What is needed: Although the entries hold pictures, only their words are printed back, exactly as given.

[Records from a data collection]
──────────────────────────────
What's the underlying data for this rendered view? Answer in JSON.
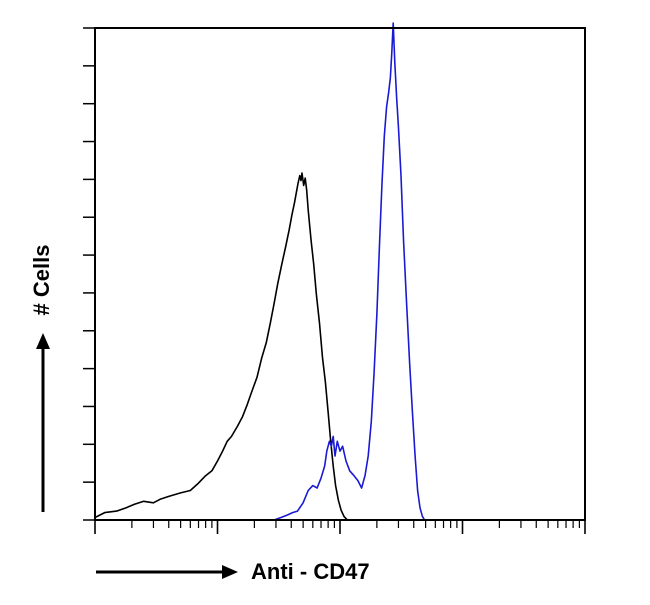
{
  "chart_data": {
    "type": "line",
    "title": "",
    "xlabel": "Anti - CD47",
    "ylabel": "# Cells",
    "x_scale": "log",
    "xlim": [
      1,
      10000
    ],
    "ylim": [
      0,
      100
    ],
    "y_tick_count": 14,
    "grid": false,
    "legend": "none",
    "series": [
      {
        "color": "#000000",
        "points": [
          [
            1.0,
            0.5
          ],
          [
            1.2,
            1.5
          ],
          [
            1.5,
            1.8
          ],
          [
            1.8,
            2.5
          ],
          [
            2.1,
            3.2
          ],
          [
            2.5,
            3.8
          ],
          [
            3.0,
            3.5
          ],
          [
            3.4,
            4.2
          ],
          [
            4.0,
            4.8
          ],
          [
            5.0,
            5.5
          ],
          [
            6.0,
            6.0
          ],
          [
            7.0,
            7.5
          ],
          [
            8.0,
            9.0
          ],
          [
            9.0,
            10.0
          ],
          [
            10.0,
            12.0
          ],
          [
            11.0,
            14.0
          ],
          [
            12.0,
            16.0
          ],
          [
            13.0,
            17.0
          ],
          [
            14.5,
            19.0
          ],
          [
            16.0,
            21.0
          ],
          [
            17.5,
            23.5
          ],
          [
            19.0,
            26.0
          ],
          [
            21.0,
            29.0
          ],
          [
            23.0,
            33.0
          ],
          [
            25.0,
            36.0
          ],
          [
            27.0,
            40.0
          ],
          [
            29.0,
            44.0
          ],
          [
            31.0,
            48.0
          ],
          [
            33.5,
            52.0
          ],
          [
            36.0,
            55.5
          ],
          [
            38.5,
            59.0
          ],
          [
            40.5,
            62.0
          ],
          [
            42.5,
            64.5
          ],
          [
            44.0,
            66.5
          ],
          [
            45.5,
            68.5
          ],
          [
            47.0,
            70.0
          ],
          [
            48.0,
            69.0
          ],
          [
            49.0,
            70.5
          ],
          [
            50.5,
            68.0
          ],
          [
            52.0,
            69.5
          ],
          [
            53.5,
            67.0
          ],
          [
            55.0,
            63.0
          ],
          [
            58.0,
            57.0
          ],
          [
            61.0,
            52.0
          ],
          [
            64.0,
            46.0
          ],
          [
            68.0,
            40.0
          ],
          [
            72.0,
            33.0
          ],
          [
            76.0,
            28.0
          ],
          [
            80.0,
            22.0
          ],
          [
            84.0,
            16.0
          ],
          [
            88.0,
            11.0
          ],
          [
            92.0,
            7.0
          ],
          [
            97.0,
            4.0
          ],
          [
            102.0,
            2.0
          ],
          [
            108.0,
            0.7
          ],
          [
            115.0,
            0.0
          ]
        ]
      },
      {
        "color": "#1a1ad4",
        "points": [
          [
            29.0,
            0.0
          ],
          [
            33.0,
            0.5
          ],
          [
            37.0,
            1.0
          ],
          [
            41.0,
            1.5
          ],
          [
            45.0,
            1.8
          ],
          [
            50.0,
            3.5
          ],
          [
            55.0,
            6.0
          ],
          [
            60.0,
            7.0
          ],
          [
            65.0,
            6.5
          ],
          [
            70.0,
            8.5
          ],
          [
            75.0,
            11.0
          ],
          [
            78.0,
            14.0
          ],
          [
            82.0,
            16.0
          ],
          [
            85.0,
            15.0
          ],
          [
            88.0,
            17.0
          ],
          [
            91.0,
            13.0
          ],
          [
            95.0,
            16.0
          ],
          [
            100.0,
            14.0
          ],
          [
            105.0,
            15.0
          ],
          [
            112.0,
            12.0
          ],
          [
            120.0,
            10.0
          ],
          [
            130.0,
            9.0
          ],
          [
            140.0,
            8.0
          ],
          [
            150.0,
            6.5
          ],
          [
            160.0,
            9.0
          ],
          [
            170.0,
            13.0
          ],
          [
            180.0,
            20.0
          ],
          [
            190.0,
            30.0
          ],
          [
            200.0,
            42.0
          ],
          [
            210.0,
            56.0
          ],
          [
            220.0,
            68.0
          ],
          [
            230.0,
            78.0
          ],
          [
            240.0,
            84.0
          ],
          [
            250.0,
            87.0
          ],
          [
            258.0,
            90.0
          ],
          [
            265.0,
            95.0
          ],
          [
            272.0,
            101.0
          ],
          [
            280.0,
            93.0
          ],
          [
            290.0,
            86.0
          ],
          [
            300.0,
            80.0
          ],
          [
            315.0,
            70.0
          ],
          [
            330.0,
            57.0
          ],
          [
            350.0,
            44.0
          ],
          [
            370.0,
            32.0
          ],
          [
            390.0,
            22.0
          ],
          [
            410.0,
            13.0
          ],
          [
            430.0,
            6.0
          ],
          [
            450.0,
            2.5
          ],
          [
            470.0,
            0.8
          ],
          [
            490.0,
            0.0
          ]
        ]
      }
    ]
  }
}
──────────────────────────────
Response to this exercise:
What's the underlying data for this rendered view? Answer in JSON.
{
  "chart_data": {
    "type": "line",
    "title": "",
    "xlabel": "Anti - CD47",
    "ylabel": "# Cells",
    "x_scale": "log",
    "xlim": [
      1,
      10000
    ],
    "ylim": [
      0,
      100
    ],
    "y_tick_count": 14,
    "grid": false,
    "legend": "none",
    "series": [
      {
        "color": "#000000",
        "points": [
          [
            1.0,
            0.5
          ],
          [
            1.2,
            1.5
          ],
          [
            1.5,
            1.8
          ],
          [
            1.8,
            2.5
          ],
          [
            2.1,
            3.2
          ],
          [
            2.5,
            3.8
          ],
          [
            3.0,
            3.5
          ],
          [
            3.4,
            4.2
          ],
          [
            4.0,
            4.8
          ],
          [
            5.0,
            5.5
          ],
          [
            6.0,
            6.0
          ],
          [
            7.0,
            7.5
          ],
          [
            8.0,
            9.0
          ],
          [
            9.0,
            10.0
          ],
          [
            10.0,
            12.0
          ],
          [
            11.0,
            14.0
          ],
          [
            12.0,
            16.0
          ],
          [
            13.0,
            17.0
          ],
          [
            14.5,
            19.0
          ],
          [
            16.0,
            21.0
          ],
          [
            17.5,
            23.5
          ],
          [
            19.0,
            26.0
          ],
          [
            21.0,
            29.0
          ],
          [
            23.0,
            33.0
          ],
          [
            25.0,
            36.0
          ],
          [
            27.0,
            40.0
          ],
          [
            29.0,
            44.0
          ],
          [
            31.0,
            48.0
          ],
          [
            33.5,
            52.0
          ],
          [
            36.0,
            55.5
          ],
          [
            38.5,
            59.0
          ],
          [
            40.5,
            62.0
          ],
          [
            42.5,
            64.5
          ],
          [
            44.0,
            66.5
          ],
          [
            45.5,
            68.5
          ],
          [
            47.0,
            70.0
          ],
          [
            48.0,
            69.0
          ],
          [
            49.0,
            70.5
          ],
          [
            50.5,
            68.0
          ],
          [
            52.0,
            69.5
          ],
          [
            53.5,
            67.0
          ],
          [
            55.0,
            63.0
          ],
          [
            58.0,
            57.0
          ],
          [
            61.0,
            52.0
          ],
          [
            64.0,
            46.0
          ],
          [
            68.0,
            40.0
          ],
          [
            72.0,
            33.0
          ],
          [
            76.0,
            28.0
          ],
          [
            80.0,
            22.0
          ],
          [
            84.0,
            16.0
          ],
          [
            88.0,
            11.0
          ],
          [
            92.0,
            7.0
          ],
          [
            97.0,
            4.0
          ],
          [
            102.0,
            2.0
          ],
          [
            108.0,
            0.7
          ],
          [
            115.0,
            0.0
          ]
        ]
      },
      {
        "color": "#1a1ad4",
        "points": [
          [
            29.0,
            0.0
          ],
          [
            33.0,
            0.5
          ],
          [
            37.0,
            1.0
          ],
          [
            41.0,
            1.5
          ],
          [
            45.0,
            1.8
          ],
          [
            50.0,
            3.5
          ],
          [
            55.0,
            6.0
          ],
          [
            60.0,
            7.0
          ],
          [
            65.0,
            6.5
          ],
          [
            70.0,
            8.5
          ],
          [
            75.0,
            11.0
          ],
          [
            78.0,
            14.0
          ],
          [
            82.0,
            16.0
          ],
          [
            85.0,
            15.0
          ],
          [
            88.0,
            17.0
          ],
          [
            91.0,
            13.0
          ],
          [
            95.0,
            16.0
          ],
          [
            100.0,
            14.0
          ],
          [
            105.0,
            15.0
          ],
          [
            112.0,
            12.0
          ],
          [
            120.0,
            10.0
          ],
          [
            130.0,
            9.0
          ],
          [
            140.0,
            8.0
          ],
          [
            150.0,
            6.5
          ],
          [
            160.0,
            9.0
          ],
          [
            170.0,
            13.0
          ],
          [
            180.0,
            20.0
          ],
          [
            190.0,
            30.0
          ],
          [
            200.0,
            42.0
          ],
          [
            210.0,
            56.0
          ],
          [
            220.0,
            68.0
          ],
          [
            230.0,
            78.0
          ],
          [
            240.0,
            84.0
          ],
          [
            250.0,
            87.0
          ],
          [
            258.0,
            90.0
          ],
          [
            265.0,
            95.0
          ],
          [
            272.0,
            101.0
          ],
          [
            280.0,
            93.0
          ],
          [
            290.0,
            86.0
          ],
          [
            300.0,
            80.0
          ],
          [
            315.0,
            70.0
          ],
          [
            330.0,
            57.0
          ],
          [
            350.0,
            44.0
          ],
          [
            370.0,
            32.0
          ],
          [
            390.0,
            22.0
          ],
          [
            410.0,
            13.0
          ],
          [
            430.0,
            6.0
          ],
          [
            450.0,
            2.5
          ],
          [
            470.0,
            0.8
          ],
          [
            490.0,
            0.0
          ]
        ]
      }
    ]
  }
}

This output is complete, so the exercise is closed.